=== Stated exercise ===
Look through the data below. Collect every line where the word "omni" occurs.

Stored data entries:

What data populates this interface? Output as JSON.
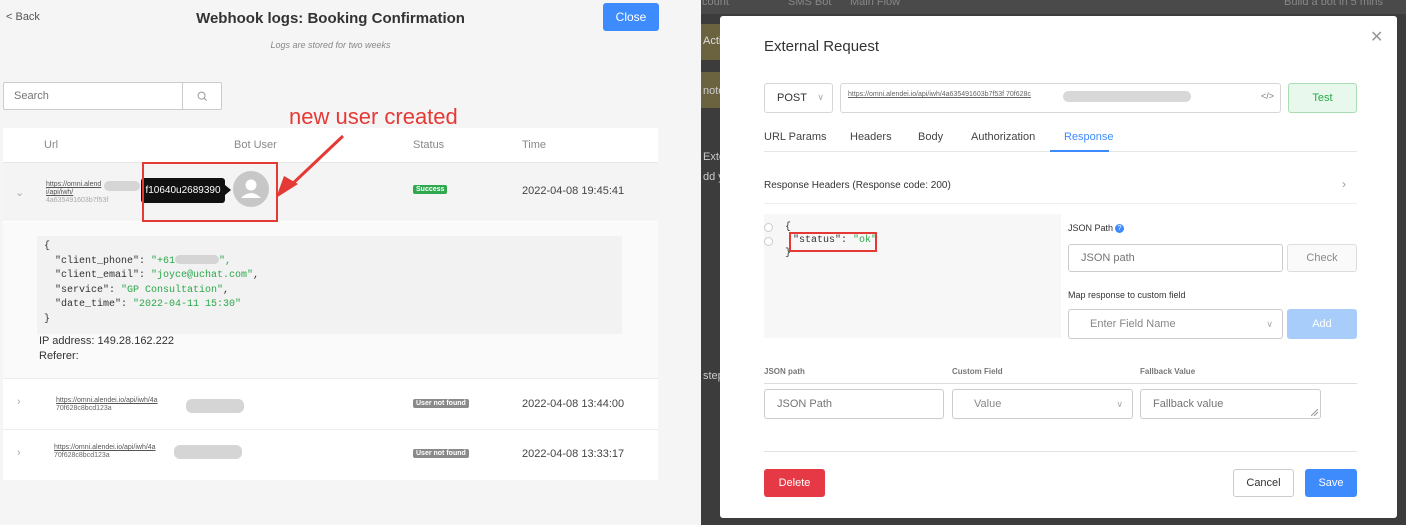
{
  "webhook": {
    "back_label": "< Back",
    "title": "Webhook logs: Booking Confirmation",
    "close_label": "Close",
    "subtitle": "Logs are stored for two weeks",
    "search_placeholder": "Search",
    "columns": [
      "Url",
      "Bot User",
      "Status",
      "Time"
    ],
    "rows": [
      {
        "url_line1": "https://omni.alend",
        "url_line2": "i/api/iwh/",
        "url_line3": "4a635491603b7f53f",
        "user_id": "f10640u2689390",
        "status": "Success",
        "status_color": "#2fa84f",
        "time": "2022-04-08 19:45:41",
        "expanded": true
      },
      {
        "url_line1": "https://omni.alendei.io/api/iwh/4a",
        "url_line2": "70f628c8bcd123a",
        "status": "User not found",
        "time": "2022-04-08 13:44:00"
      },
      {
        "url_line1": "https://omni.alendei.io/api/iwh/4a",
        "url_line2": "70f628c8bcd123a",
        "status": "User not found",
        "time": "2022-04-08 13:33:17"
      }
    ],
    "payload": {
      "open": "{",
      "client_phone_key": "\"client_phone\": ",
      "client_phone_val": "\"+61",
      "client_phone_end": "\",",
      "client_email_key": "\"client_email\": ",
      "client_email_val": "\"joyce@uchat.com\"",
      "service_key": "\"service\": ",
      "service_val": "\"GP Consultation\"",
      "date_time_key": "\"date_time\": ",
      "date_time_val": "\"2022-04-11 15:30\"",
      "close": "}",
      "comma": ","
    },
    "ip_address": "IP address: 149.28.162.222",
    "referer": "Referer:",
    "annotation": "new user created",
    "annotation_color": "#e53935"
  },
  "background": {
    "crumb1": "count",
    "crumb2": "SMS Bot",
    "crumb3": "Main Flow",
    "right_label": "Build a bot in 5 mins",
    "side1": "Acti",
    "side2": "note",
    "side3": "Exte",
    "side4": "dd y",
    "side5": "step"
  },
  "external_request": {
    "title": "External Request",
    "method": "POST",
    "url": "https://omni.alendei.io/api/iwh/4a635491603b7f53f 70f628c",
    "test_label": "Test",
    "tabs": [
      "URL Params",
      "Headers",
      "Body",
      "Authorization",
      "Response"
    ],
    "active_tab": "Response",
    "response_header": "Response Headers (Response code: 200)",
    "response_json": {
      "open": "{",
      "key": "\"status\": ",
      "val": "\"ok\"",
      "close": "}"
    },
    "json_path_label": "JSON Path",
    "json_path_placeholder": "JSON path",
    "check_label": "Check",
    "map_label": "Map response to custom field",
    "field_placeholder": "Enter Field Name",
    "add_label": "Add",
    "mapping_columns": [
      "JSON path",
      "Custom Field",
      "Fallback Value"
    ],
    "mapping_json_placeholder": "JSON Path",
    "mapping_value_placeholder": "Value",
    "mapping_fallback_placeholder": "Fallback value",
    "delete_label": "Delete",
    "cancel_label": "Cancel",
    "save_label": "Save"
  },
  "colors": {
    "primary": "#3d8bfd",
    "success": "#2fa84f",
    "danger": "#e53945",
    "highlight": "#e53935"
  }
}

==

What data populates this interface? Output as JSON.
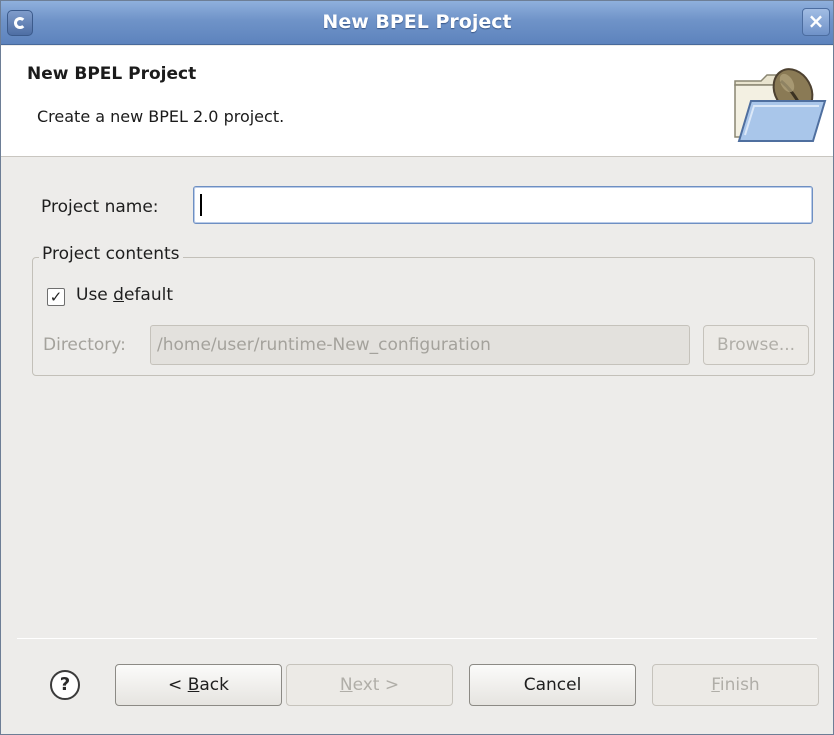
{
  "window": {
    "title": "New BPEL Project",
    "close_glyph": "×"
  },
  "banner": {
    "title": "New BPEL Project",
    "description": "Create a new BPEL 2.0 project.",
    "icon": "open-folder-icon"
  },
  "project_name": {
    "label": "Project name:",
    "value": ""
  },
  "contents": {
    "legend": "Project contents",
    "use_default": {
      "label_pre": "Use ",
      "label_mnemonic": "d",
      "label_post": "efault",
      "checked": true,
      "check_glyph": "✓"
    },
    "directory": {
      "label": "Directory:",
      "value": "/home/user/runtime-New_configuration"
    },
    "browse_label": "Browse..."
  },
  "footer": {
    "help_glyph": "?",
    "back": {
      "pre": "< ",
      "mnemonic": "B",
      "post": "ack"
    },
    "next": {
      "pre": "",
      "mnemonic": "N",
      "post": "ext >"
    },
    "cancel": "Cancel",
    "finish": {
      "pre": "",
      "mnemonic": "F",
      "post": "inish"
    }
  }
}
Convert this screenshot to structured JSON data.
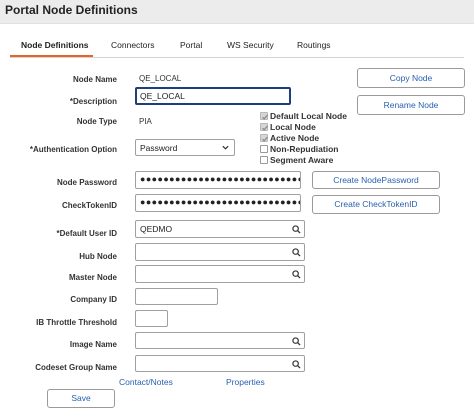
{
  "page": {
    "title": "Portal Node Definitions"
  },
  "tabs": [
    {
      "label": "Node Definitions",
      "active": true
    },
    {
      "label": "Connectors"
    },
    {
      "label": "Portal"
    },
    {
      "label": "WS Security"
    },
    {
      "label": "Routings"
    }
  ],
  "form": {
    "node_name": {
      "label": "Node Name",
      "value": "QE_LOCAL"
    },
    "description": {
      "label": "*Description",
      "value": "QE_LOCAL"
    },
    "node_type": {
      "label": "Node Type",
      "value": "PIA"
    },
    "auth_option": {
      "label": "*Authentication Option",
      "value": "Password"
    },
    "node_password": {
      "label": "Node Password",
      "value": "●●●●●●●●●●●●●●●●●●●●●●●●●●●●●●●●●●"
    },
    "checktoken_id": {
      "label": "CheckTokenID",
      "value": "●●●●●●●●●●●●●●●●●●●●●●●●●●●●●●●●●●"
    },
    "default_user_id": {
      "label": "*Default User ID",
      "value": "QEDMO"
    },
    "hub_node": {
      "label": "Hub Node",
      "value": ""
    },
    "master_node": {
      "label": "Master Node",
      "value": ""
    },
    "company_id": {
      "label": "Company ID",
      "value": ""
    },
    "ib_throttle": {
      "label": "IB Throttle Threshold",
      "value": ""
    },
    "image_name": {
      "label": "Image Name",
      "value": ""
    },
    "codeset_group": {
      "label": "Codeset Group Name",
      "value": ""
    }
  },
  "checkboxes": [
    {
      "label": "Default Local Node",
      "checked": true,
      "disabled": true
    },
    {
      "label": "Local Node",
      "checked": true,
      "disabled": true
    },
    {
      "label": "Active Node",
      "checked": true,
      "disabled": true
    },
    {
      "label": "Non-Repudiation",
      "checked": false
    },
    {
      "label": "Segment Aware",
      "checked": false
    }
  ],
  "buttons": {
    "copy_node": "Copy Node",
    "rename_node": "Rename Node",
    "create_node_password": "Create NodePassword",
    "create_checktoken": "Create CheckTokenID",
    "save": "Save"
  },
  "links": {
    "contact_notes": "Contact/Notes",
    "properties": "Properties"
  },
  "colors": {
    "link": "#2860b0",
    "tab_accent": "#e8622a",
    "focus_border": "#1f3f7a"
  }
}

=== Solution to this task ===
        "url_line1": "https://omni.alend",
        "url_line1": "https://omni.alendei.io/api/iwh/4a",
        "url_line1": "https://omni.alendei.io/api/iwh/4a",
    "url": "https://omni.alendei.io/api/iwh/4a635491603b7f53f 70f628c",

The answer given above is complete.